### Records excerpted from a collection
--*--

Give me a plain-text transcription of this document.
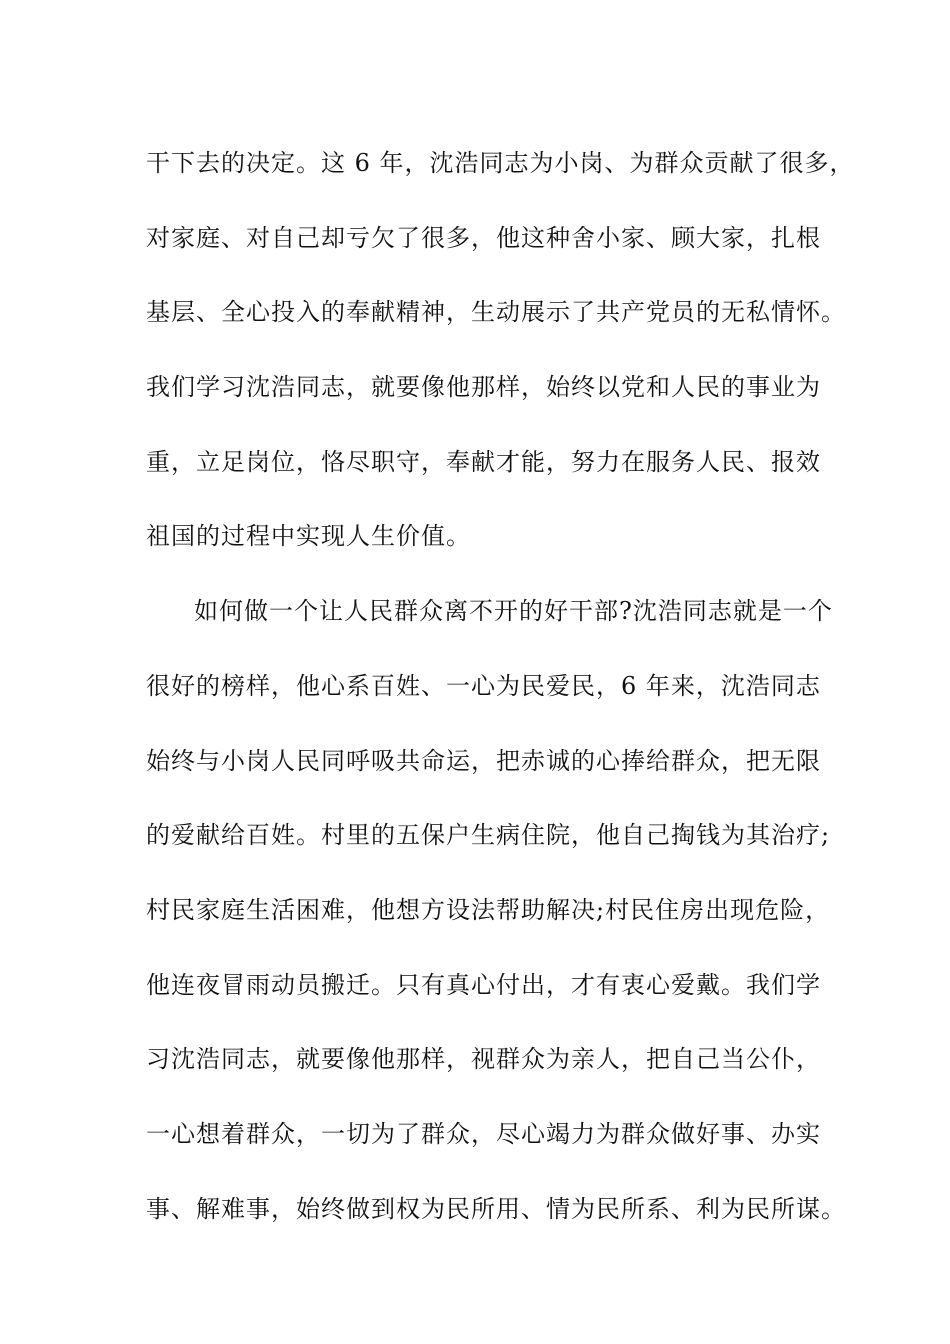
干下去的决定。这 6 年，沈浩同志为小岗、为群众贡献了很多，
对家庭、对自己却亏欠了很多，他这种舍小家、顾大家，扎根
基层、全心投入的奉献精神，生动展示了共产党员的无私情怀。
我们学习沈浩同志，就要像他那样，始终以党和人民的事业为
重，立足岗位，恪尽职守，奉献才能，努力在服务人民、报效
祖国的过程中实现人生价值。
如何做一个让人民群众离不开的好干部?沈浩同志就是一个
很好的榜样，他心系百姓、一心为民爱民，6 年来，沈浩同志
始终与小岗人民同呼吸共命运，把赤诚的心捧给群众，把无限
的爱献给百姓。村里的五保户生病住院，他自己掏钱为其治疗;
村民家庭生活困难，他想方设法帮助解决;村民住房出现危险，
他连夜冒雨动员搬迁。只有真心付出，才有衷心爱戴。我们学
习沈浩同志，就要像他那样，视群众为亲人，把自己当公仆，
一心想着群众，一切为了群众，尽心竭力为群众做好事、办实
事、解难事，始终做到权为民所用、情为民所系、利为民所谋。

--*--

### Objective
Every line of the listing that holds "就要像他那样" should be found and copied.

### Task result
我们学习沈浩同志，就要像他那样，始终以党和人民的事业为
习沈浩同志，就要像他那样，视群众为亲人，把自己当公仆，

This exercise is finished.